begin Data lines

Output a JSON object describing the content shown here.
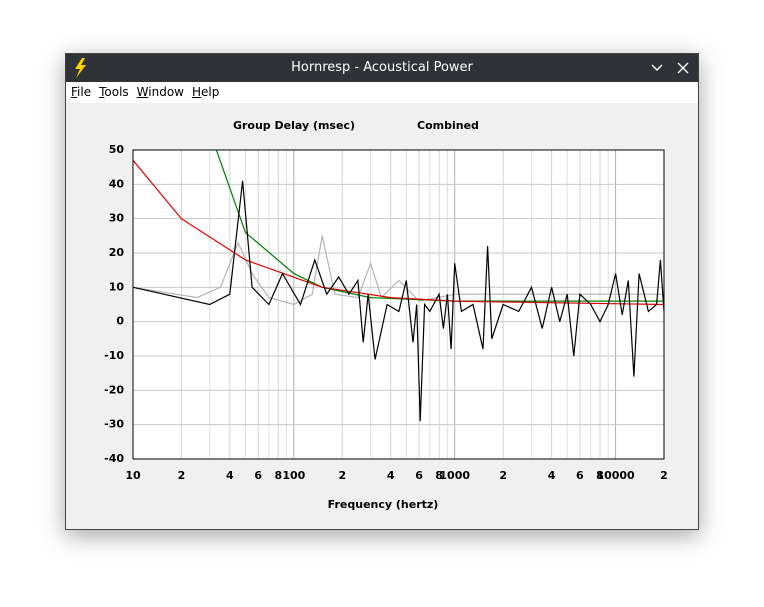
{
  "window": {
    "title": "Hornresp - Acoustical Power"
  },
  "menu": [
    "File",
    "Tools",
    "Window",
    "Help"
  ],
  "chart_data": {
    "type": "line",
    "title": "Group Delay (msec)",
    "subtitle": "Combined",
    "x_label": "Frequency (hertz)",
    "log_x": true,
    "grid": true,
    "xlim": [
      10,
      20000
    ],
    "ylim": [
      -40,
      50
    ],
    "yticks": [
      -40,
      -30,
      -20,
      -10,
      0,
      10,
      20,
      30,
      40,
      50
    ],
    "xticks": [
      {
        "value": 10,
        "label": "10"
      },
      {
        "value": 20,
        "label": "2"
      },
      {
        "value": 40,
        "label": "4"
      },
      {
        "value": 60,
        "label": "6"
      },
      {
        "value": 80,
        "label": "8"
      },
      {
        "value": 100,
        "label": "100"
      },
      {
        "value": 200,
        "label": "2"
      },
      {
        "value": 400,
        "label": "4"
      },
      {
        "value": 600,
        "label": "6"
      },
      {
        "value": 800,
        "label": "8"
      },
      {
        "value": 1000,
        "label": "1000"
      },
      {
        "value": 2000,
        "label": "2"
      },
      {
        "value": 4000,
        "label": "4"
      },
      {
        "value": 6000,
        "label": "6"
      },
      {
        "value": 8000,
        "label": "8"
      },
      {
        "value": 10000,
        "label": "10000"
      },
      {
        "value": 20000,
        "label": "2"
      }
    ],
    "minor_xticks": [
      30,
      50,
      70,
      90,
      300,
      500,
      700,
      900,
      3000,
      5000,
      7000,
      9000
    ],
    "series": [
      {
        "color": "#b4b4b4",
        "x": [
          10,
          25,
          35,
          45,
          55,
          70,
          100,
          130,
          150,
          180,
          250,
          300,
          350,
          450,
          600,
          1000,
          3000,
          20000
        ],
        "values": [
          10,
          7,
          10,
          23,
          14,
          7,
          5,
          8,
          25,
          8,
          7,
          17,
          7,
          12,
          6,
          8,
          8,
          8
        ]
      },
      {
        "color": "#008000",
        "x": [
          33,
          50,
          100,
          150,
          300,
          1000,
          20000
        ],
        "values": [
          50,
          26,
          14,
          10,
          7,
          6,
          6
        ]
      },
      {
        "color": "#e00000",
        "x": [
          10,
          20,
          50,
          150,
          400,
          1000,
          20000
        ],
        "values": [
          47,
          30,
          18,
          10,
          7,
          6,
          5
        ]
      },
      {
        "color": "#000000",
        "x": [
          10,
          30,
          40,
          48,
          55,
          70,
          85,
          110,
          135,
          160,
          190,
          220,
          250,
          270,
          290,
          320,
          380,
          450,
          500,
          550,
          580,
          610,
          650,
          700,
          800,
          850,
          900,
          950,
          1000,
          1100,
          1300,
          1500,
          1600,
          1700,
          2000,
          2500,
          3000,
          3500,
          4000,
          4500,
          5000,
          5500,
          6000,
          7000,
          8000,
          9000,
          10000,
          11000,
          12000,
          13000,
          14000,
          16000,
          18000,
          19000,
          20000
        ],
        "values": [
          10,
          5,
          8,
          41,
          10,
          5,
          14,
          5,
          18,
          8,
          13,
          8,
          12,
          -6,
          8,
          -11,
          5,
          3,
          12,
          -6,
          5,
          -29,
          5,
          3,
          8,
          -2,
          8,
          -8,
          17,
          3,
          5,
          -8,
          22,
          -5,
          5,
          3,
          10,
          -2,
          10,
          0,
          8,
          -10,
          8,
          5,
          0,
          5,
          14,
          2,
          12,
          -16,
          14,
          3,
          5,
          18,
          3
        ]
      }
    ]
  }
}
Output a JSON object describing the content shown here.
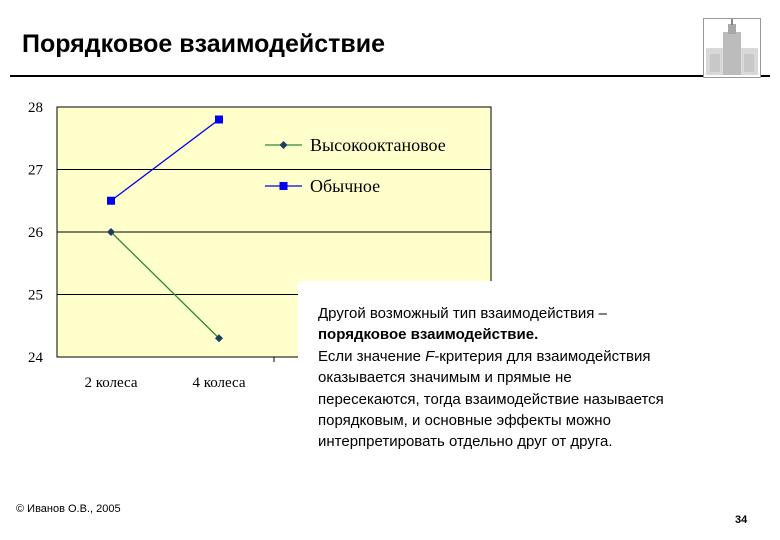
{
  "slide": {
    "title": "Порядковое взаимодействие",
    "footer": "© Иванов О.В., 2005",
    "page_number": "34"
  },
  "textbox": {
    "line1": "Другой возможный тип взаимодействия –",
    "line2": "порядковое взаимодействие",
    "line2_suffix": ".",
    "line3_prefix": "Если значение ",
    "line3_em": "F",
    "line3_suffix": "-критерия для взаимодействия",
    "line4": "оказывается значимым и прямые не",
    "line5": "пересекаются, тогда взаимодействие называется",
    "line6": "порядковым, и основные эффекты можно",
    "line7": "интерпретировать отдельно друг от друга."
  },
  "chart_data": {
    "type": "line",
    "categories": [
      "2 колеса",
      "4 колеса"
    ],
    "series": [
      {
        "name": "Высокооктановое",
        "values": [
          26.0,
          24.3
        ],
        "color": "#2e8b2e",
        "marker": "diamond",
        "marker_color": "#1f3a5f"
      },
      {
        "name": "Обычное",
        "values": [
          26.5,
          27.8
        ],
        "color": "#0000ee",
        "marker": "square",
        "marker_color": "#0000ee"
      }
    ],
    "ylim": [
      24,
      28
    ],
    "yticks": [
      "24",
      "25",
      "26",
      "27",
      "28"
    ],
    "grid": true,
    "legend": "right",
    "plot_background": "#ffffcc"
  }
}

end Data lines
begin Data lines

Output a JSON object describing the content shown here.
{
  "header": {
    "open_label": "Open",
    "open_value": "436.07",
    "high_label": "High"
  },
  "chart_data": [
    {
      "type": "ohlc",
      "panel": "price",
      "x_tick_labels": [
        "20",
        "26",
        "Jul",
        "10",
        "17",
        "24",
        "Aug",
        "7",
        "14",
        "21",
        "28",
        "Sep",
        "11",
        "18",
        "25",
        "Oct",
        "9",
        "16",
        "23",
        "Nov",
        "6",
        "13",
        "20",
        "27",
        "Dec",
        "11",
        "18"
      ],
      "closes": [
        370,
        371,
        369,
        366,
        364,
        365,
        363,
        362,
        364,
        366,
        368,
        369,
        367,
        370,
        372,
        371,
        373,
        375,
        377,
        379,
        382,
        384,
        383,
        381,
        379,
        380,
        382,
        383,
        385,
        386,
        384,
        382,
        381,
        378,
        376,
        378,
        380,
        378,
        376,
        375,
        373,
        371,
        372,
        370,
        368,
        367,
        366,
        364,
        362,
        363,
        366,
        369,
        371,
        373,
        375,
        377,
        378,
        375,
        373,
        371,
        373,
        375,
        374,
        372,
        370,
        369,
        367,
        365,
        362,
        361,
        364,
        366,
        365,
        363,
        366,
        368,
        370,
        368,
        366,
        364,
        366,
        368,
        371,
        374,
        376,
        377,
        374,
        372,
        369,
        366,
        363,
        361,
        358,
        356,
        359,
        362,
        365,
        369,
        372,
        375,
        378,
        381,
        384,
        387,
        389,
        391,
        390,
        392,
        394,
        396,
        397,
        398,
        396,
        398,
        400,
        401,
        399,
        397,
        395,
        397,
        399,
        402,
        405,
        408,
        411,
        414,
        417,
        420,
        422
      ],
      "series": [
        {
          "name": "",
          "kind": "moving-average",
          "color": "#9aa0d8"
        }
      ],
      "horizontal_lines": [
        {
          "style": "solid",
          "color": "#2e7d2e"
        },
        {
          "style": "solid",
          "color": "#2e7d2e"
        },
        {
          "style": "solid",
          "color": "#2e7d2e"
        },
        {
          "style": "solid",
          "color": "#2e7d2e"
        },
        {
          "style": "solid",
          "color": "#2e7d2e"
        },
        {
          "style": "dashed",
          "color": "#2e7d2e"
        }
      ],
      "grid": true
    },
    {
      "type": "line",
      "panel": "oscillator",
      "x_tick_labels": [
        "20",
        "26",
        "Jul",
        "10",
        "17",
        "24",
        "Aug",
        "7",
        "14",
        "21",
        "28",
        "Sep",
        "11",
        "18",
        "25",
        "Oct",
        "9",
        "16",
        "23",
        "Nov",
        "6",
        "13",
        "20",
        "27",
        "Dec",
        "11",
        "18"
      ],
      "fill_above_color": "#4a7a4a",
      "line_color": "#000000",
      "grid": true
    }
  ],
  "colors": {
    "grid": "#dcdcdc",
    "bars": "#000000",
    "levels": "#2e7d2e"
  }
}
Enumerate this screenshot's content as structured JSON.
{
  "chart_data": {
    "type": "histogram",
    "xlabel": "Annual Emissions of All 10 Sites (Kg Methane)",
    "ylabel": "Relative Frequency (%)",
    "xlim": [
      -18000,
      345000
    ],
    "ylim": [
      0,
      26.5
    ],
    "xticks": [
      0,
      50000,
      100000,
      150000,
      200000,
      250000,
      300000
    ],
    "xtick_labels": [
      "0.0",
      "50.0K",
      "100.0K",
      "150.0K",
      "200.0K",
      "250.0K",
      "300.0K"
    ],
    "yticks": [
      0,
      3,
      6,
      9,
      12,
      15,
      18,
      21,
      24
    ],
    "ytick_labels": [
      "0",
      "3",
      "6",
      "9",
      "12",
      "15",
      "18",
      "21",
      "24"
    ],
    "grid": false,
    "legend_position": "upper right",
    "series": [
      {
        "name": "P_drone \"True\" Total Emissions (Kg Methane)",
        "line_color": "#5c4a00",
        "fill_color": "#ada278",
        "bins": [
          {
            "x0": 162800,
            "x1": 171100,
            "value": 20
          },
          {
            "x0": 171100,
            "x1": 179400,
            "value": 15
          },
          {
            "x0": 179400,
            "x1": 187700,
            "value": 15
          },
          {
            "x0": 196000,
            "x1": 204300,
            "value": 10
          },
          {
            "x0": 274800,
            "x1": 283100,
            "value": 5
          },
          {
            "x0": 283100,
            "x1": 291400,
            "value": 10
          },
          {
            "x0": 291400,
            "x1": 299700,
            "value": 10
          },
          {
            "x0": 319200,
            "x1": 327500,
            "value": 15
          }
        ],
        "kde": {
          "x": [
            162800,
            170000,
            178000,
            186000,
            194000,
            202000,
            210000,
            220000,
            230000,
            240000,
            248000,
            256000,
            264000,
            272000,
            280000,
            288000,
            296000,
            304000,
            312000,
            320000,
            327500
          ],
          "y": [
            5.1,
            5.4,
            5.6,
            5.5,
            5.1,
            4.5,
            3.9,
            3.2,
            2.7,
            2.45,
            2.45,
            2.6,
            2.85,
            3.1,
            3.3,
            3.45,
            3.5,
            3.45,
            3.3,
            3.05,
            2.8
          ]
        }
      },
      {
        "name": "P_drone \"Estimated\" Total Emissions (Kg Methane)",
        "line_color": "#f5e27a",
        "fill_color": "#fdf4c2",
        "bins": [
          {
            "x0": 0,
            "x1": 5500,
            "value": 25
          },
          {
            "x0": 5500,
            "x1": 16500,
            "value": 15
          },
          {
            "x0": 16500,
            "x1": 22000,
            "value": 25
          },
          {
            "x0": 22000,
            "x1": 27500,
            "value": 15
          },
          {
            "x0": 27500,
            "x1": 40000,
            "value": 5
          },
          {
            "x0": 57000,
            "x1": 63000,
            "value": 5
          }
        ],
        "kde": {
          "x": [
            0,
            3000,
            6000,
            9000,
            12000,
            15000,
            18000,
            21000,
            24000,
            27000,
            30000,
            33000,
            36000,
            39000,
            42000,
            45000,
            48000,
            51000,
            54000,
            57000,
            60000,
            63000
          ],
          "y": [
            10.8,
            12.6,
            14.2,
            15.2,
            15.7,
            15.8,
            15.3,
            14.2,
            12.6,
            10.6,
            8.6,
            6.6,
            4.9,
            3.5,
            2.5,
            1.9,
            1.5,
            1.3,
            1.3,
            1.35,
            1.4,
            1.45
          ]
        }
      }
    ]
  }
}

end Data lines
begin Data lines

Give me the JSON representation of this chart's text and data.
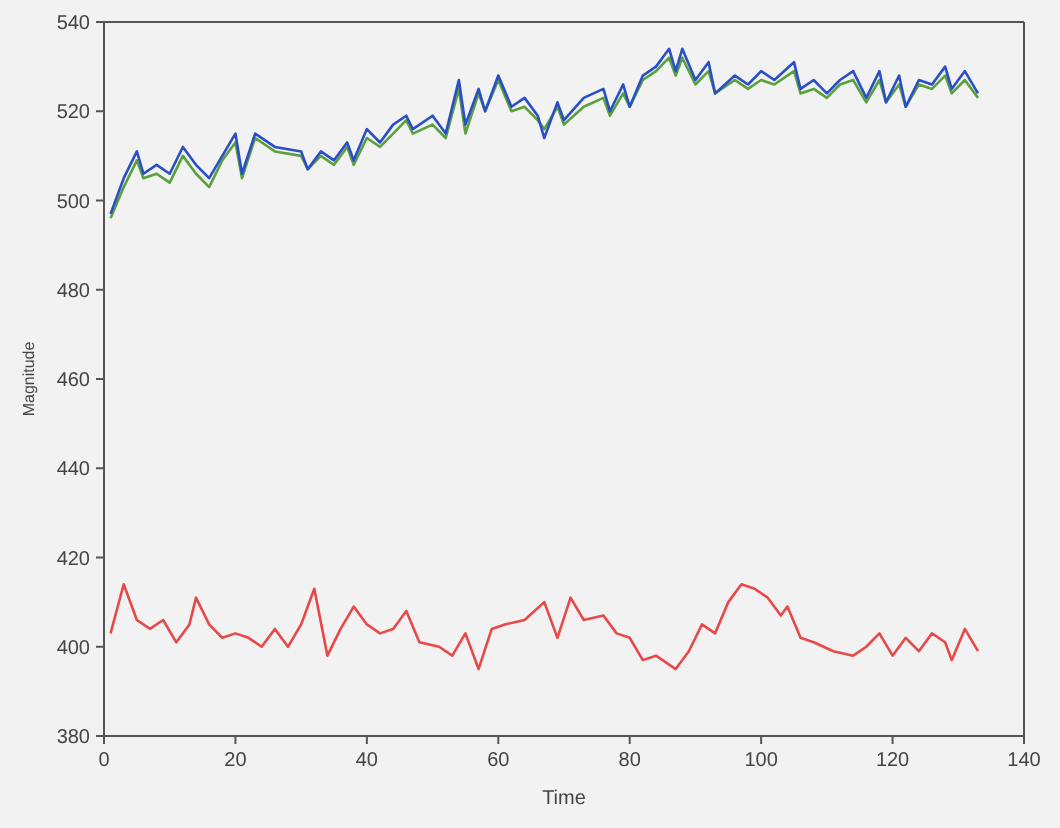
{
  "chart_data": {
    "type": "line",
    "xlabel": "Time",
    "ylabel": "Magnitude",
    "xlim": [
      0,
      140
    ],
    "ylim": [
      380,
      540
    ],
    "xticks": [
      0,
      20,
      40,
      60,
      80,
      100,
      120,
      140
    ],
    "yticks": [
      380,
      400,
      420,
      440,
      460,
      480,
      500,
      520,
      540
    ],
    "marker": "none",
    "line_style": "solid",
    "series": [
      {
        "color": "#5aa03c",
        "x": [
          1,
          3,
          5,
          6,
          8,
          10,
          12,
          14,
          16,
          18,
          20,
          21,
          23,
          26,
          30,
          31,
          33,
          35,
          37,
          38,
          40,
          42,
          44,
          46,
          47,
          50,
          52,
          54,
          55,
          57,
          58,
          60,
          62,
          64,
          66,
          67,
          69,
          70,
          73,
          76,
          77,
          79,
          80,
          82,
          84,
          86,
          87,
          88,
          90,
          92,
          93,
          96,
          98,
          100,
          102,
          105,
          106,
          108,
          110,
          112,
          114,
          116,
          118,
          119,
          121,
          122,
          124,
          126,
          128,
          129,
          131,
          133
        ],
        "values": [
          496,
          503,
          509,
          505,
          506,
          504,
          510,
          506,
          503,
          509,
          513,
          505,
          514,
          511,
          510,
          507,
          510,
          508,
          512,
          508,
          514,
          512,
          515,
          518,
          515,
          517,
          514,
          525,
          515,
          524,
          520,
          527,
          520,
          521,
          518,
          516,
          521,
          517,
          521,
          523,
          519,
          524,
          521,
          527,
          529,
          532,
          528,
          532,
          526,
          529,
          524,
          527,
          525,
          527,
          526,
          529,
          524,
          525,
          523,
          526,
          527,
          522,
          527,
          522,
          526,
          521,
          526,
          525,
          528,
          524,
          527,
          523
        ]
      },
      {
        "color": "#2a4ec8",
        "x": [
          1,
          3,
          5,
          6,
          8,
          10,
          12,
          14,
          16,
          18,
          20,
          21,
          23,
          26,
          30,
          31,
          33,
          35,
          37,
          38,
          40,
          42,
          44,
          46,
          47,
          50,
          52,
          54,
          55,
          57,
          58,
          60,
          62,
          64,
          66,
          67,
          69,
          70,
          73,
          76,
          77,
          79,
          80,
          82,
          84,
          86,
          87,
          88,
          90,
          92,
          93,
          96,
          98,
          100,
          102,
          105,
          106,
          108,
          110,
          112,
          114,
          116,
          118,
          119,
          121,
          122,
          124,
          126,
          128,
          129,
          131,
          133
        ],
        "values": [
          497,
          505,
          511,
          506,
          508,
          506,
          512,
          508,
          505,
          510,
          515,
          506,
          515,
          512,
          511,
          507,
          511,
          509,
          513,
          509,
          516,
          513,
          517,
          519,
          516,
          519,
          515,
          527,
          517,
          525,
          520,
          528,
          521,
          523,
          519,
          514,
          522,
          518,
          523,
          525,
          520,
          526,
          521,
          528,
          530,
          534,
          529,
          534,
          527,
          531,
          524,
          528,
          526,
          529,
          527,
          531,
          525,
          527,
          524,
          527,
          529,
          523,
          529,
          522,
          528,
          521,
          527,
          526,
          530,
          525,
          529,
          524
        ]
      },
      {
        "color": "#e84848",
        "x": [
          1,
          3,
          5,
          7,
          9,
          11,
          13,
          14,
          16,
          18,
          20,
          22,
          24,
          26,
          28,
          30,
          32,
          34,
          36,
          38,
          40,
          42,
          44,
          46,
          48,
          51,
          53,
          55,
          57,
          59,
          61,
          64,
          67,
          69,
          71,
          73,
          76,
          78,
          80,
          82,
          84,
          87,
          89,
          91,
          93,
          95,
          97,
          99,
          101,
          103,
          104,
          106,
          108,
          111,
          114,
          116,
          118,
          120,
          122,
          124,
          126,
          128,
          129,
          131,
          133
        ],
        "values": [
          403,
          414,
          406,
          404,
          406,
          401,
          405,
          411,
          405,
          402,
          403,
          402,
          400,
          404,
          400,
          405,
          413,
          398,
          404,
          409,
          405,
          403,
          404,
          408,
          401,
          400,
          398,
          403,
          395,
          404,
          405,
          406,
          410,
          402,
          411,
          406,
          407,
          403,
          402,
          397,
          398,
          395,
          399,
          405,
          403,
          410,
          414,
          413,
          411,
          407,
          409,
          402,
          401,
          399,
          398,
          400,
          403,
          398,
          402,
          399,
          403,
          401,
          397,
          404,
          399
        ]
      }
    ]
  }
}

end Data lines

Set task » Look through the records and gather every line containing "name".

Final result »
        "name": "Высокооктановое",
        "name": "Обычное",
          "name": "",
        "name": "P_drone \"True\" Total Emissions (Kg Methane)",
        "name": "P_drone \"Estimated\" Total Emissions (Kg Methane)",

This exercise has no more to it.